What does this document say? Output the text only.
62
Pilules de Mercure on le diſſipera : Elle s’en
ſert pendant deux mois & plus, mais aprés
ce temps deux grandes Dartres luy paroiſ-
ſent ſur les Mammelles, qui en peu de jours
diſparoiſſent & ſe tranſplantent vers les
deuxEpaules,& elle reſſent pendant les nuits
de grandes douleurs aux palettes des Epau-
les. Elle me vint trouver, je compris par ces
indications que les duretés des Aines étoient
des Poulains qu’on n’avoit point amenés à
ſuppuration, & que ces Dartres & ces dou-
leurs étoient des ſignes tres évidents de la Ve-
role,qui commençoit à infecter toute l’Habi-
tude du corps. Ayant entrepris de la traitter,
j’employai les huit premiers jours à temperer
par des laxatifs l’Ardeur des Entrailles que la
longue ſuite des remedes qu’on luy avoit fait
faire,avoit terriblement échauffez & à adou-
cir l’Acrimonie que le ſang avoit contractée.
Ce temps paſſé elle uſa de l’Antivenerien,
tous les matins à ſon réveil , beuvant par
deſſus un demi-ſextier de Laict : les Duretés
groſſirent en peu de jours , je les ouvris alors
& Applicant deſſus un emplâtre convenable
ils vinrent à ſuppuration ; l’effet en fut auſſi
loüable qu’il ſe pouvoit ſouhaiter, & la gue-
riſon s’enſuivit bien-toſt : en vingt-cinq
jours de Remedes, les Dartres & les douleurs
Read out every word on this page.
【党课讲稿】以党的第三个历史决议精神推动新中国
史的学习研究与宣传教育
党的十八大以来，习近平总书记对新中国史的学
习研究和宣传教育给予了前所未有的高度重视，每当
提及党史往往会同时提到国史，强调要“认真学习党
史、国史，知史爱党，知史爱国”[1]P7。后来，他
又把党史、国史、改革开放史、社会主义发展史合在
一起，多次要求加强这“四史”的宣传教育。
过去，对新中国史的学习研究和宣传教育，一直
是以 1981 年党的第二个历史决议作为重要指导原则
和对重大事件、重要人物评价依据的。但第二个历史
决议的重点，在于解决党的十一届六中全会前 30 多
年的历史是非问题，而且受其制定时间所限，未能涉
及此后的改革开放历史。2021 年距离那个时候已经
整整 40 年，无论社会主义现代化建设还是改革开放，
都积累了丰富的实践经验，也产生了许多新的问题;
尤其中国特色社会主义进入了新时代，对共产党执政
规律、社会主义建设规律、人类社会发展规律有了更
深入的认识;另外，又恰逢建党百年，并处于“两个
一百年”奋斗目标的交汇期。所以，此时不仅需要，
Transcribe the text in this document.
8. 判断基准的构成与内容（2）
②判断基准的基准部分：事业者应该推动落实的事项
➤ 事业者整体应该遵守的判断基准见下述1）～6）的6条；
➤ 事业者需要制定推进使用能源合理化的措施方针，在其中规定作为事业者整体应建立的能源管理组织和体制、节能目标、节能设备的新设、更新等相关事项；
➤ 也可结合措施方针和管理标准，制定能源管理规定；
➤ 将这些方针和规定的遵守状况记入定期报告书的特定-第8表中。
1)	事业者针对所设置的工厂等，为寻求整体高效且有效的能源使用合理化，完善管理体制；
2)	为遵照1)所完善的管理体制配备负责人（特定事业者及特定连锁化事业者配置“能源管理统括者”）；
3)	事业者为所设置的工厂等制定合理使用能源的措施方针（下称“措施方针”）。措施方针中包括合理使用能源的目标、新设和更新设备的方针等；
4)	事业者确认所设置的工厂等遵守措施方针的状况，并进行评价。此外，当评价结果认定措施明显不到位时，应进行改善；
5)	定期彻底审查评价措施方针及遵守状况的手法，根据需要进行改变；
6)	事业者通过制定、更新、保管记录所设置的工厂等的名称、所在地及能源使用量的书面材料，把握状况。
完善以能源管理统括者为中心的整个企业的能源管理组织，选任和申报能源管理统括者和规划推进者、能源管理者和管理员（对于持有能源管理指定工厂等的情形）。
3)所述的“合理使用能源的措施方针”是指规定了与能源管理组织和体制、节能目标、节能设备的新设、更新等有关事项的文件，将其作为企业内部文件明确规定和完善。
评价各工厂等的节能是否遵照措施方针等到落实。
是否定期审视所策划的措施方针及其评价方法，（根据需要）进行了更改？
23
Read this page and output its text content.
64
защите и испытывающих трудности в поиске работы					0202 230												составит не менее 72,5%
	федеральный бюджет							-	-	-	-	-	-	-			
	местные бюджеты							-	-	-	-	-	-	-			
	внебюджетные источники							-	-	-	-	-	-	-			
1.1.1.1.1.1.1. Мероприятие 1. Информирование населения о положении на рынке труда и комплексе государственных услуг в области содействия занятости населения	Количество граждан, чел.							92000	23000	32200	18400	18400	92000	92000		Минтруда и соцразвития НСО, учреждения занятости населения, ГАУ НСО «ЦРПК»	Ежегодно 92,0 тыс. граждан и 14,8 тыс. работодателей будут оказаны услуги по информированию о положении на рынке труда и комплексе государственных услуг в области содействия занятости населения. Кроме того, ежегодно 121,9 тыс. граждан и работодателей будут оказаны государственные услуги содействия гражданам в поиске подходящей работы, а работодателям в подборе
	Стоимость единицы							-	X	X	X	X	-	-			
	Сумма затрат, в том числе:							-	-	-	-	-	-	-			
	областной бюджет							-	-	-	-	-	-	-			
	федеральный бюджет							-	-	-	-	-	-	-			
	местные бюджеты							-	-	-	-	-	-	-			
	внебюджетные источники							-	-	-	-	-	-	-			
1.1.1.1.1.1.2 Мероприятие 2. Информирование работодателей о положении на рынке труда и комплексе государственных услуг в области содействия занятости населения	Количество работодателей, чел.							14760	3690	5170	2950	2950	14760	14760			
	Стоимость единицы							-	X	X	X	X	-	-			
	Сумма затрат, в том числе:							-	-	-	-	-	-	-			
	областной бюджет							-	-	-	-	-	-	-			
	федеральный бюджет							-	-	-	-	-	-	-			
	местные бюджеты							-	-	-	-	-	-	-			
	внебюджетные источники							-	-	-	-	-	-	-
--------------------------------
Look through the lines above and collect those with the word "avoit".

des Poulains qu’on n’avoit point amenés à
longue ſuite des remedes qu’on luy avoit fait
faire,avoit terriblement échauffez & à adou-
cir l’Acrimonie que le ſang avoit contractée.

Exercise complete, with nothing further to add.